Extracts from a graphics dataset:
:::
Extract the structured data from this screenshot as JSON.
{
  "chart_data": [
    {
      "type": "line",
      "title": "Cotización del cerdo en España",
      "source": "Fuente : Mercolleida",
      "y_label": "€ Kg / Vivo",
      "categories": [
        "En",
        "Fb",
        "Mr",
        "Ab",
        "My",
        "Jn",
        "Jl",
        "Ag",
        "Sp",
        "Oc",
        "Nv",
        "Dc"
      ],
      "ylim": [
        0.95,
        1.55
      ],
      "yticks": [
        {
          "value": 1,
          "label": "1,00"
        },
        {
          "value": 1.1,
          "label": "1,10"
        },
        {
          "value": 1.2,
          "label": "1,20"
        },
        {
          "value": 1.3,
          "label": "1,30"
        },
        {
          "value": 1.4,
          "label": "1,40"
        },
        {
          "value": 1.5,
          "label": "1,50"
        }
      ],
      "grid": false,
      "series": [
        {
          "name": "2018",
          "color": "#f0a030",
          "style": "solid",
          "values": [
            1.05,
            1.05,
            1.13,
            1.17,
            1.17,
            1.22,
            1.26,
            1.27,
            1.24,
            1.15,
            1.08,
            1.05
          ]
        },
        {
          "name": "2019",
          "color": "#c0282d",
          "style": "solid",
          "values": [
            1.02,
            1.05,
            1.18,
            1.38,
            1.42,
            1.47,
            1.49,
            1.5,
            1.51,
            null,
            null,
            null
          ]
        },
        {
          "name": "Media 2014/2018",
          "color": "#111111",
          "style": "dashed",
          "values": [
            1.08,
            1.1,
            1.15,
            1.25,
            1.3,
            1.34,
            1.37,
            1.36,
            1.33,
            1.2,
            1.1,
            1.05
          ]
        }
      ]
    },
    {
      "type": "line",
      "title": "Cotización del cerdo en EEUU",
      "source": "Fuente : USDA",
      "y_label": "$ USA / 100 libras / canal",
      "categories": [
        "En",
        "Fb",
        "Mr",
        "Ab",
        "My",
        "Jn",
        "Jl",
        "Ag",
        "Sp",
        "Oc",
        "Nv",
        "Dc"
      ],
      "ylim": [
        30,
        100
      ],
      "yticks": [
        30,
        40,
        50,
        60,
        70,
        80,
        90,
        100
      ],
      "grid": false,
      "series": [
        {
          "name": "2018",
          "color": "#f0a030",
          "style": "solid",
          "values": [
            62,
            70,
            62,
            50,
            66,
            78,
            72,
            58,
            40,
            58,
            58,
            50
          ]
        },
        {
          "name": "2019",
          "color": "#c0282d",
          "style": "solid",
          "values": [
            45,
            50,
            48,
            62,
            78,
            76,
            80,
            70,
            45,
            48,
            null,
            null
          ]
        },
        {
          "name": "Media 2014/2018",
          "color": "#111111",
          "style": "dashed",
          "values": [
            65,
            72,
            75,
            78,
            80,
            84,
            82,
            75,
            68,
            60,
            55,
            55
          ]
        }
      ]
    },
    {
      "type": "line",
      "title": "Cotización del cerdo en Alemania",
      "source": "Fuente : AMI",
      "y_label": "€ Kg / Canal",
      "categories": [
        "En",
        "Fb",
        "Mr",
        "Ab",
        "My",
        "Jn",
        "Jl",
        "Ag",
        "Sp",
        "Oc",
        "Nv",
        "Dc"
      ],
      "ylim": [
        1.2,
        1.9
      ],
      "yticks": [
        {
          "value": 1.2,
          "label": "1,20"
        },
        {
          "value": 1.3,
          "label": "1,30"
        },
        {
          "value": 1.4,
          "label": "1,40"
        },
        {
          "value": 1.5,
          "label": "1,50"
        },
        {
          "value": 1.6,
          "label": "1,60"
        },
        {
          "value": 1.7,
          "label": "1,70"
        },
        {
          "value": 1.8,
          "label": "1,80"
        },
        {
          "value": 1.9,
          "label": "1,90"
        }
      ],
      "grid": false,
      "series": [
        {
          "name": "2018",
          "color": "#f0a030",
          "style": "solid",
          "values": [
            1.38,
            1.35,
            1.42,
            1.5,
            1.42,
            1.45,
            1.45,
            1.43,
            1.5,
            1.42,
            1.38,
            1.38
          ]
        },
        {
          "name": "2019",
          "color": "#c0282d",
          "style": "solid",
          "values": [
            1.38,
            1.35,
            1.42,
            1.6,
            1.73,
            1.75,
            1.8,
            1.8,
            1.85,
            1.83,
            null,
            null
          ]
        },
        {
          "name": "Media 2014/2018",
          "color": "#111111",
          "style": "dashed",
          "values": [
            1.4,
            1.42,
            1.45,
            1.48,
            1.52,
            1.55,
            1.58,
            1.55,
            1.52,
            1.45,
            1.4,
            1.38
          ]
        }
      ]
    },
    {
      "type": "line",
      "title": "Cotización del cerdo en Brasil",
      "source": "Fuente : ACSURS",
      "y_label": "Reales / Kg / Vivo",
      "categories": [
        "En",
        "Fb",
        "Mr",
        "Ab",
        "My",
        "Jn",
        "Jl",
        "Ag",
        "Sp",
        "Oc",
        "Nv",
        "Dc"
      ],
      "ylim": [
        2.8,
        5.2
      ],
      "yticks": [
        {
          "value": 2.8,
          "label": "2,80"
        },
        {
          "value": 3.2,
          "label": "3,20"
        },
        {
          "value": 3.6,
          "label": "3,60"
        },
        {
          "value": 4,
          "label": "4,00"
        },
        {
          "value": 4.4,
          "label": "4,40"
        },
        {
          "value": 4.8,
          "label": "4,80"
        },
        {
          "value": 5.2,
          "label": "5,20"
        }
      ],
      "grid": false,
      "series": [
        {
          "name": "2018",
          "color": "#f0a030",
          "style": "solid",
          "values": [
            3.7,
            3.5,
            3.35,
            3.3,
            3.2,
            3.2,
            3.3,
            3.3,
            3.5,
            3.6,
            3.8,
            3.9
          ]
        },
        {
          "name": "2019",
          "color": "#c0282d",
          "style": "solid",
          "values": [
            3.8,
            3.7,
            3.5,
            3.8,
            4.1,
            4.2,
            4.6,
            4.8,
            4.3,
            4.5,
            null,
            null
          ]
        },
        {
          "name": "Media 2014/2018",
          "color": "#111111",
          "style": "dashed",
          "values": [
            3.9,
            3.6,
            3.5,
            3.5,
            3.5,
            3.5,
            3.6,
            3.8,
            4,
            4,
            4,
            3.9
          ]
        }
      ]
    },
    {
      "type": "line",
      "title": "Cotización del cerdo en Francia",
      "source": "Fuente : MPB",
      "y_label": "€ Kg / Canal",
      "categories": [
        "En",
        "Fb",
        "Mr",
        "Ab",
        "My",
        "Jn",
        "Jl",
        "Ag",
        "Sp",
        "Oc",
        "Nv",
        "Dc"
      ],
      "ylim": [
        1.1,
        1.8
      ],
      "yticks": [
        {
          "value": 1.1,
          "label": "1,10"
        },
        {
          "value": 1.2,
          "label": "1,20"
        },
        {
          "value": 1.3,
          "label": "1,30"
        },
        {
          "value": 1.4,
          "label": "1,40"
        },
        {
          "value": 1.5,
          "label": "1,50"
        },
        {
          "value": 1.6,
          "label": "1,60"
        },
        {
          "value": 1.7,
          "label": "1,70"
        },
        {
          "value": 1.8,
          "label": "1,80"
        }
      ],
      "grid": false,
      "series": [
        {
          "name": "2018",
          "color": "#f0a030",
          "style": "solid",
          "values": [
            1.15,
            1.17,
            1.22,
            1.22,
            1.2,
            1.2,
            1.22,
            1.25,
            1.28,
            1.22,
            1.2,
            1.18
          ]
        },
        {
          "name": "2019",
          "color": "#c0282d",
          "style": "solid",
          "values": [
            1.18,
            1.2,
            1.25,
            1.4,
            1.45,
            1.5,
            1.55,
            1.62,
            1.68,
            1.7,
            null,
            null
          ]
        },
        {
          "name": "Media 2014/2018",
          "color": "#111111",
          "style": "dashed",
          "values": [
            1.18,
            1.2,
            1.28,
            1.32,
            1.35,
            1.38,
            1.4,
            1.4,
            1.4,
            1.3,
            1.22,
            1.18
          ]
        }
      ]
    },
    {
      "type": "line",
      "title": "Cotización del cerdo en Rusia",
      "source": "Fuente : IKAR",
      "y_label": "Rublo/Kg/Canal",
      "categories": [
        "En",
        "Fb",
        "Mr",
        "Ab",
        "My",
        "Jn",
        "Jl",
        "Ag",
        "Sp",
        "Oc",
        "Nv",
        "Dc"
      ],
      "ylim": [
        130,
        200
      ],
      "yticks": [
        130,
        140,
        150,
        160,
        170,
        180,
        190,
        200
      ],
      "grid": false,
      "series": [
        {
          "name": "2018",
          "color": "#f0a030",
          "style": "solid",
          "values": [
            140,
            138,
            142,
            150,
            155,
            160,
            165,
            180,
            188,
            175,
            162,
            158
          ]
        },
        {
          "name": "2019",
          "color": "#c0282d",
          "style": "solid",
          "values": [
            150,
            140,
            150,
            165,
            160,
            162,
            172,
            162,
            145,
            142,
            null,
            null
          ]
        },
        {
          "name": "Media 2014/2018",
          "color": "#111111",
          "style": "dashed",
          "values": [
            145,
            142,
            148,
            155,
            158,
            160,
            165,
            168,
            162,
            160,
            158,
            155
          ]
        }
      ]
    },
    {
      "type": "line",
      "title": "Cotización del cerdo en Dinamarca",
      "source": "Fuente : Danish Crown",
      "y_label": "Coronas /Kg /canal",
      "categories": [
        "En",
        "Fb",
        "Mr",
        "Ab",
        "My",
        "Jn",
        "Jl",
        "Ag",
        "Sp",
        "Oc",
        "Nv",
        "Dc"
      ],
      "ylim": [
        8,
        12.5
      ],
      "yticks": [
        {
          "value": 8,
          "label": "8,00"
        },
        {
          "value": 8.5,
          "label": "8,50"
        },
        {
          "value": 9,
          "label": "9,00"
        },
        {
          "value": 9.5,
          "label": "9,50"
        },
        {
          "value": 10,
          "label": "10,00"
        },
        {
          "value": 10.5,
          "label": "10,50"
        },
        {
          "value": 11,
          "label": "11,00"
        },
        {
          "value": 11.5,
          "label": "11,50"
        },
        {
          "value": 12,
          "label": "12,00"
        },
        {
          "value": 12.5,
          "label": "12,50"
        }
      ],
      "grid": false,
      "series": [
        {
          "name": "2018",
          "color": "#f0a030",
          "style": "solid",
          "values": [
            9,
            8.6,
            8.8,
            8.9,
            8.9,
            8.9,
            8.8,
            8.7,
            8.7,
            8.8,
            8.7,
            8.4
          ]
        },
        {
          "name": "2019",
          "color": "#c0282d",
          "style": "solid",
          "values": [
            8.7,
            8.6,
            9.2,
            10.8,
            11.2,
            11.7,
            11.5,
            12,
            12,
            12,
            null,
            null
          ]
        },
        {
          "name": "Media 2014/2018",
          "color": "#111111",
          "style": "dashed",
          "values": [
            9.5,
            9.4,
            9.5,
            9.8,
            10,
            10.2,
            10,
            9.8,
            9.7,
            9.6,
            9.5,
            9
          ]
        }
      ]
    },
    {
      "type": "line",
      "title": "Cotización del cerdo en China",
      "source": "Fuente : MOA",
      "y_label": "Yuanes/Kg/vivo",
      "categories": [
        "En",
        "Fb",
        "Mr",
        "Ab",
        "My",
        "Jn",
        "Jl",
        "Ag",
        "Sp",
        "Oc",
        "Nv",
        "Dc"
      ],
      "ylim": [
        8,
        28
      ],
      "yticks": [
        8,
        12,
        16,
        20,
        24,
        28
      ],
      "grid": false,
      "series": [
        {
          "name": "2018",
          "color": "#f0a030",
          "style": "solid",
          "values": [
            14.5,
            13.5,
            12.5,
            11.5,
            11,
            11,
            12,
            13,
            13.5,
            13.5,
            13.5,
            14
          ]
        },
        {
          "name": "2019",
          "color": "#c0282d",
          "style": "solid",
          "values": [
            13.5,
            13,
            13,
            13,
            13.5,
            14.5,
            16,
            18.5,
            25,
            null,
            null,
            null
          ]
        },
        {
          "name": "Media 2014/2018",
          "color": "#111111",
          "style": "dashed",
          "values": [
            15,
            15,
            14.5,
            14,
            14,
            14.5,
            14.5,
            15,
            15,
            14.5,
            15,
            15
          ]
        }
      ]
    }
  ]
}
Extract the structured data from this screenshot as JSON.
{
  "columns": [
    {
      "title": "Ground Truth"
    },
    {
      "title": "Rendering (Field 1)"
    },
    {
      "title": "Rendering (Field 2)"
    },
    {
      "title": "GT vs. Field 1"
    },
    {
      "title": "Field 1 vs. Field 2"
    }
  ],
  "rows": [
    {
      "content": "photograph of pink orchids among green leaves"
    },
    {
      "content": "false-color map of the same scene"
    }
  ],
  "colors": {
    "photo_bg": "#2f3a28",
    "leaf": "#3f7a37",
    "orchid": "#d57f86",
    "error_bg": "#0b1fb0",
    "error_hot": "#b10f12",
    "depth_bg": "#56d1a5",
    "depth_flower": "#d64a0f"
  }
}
:::
Stated problem: From the listing above, pick out every line containing "Cotización".

Finished answer:
      "title": "Cotización del cerdo en España",
      "title": "Cotización del cerdo en EEUU",
      "title": "Cotización del cerdo en Alemania",
      "title": "Cotización del cerdo en Brasil",
      "title": "Cotización del cerdo en Francia",
      "title": "Cotización del cerdo en Rusia",
      "title": "Cotización del cerdo en Dinamarca",
      "title": "Cotización del cerdo en China",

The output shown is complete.